**Objective:**
From the entries provided below, copy each line that contains the word "given".

Lines of data:
--- START ---
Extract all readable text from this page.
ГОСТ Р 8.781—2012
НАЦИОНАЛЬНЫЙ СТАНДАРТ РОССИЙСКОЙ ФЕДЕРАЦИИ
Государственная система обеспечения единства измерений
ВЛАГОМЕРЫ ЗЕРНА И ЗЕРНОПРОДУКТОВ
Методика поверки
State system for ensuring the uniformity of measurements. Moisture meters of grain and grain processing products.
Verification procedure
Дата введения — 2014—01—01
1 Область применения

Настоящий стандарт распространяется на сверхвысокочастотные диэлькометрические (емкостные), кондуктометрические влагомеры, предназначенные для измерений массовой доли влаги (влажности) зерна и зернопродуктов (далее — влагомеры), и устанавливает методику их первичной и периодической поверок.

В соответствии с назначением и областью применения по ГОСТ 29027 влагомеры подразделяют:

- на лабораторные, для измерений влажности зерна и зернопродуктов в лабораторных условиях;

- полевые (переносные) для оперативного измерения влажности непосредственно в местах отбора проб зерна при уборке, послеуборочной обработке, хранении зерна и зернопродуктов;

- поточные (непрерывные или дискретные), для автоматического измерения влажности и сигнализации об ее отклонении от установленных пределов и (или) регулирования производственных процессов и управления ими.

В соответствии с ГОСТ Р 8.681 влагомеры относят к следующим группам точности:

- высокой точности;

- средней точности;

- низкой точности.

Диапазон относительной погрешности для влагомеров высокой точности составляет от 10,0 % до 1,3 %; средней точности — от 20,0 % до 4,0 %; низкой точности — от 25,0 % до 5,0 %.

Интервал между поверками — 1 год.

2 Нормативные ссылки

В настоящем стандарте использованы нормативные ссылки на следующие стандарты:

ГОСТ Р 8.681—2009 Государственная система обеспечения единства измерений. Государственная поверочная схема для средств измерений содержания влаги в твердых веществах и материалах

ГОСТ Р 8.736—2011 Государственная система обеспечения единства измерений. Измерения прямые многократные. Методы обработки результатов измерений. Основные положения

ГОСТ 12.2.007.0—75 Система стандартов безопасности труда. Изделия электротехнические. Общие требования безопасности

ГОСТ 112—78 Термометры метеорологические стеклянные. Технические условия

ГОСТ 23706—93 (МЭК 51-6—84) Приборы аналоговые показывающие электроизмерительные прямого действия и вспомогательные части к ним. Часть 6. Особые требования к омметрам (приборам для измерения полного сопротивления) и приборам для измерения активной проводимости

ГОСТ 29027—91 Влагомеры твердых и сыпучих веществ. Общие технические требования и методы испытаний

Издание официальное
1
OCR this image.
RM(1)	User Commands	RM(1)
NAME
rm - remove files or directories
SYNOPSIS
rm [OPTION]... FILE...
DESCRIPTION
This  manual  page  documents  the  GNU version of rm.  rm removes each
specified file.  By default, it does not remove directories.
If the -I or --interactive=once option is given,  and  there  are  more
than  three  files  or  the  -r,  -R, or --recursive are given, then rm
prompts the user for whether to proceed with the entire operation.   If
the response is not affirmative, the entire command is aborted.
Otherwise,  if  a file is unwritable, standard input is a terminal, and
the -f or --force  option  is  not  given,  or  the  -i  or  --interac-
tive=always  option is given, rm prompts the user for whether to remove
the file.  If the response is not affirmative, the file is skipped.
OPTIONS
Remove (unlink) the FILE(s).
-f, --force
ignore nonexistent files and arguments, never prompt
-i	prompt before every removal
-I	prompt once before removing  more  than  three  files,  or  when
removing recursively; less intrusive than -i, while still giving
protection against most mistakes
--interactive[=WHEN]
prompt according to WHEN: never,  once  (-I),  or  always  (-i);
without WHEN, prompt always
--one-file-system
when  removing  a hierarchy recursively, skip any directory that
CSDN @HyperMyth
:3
--- END ---
**Answer below:**
If the -I or --interactive=once option is given,  and  there  are  more
than  three  files  or  the  -r,  -R, or --recursive are given, then rm
the -f or --force  option  is  not  given,  or  the  -i  or  --interac-
tive=always  option is given, rm prompts the user for whether to remove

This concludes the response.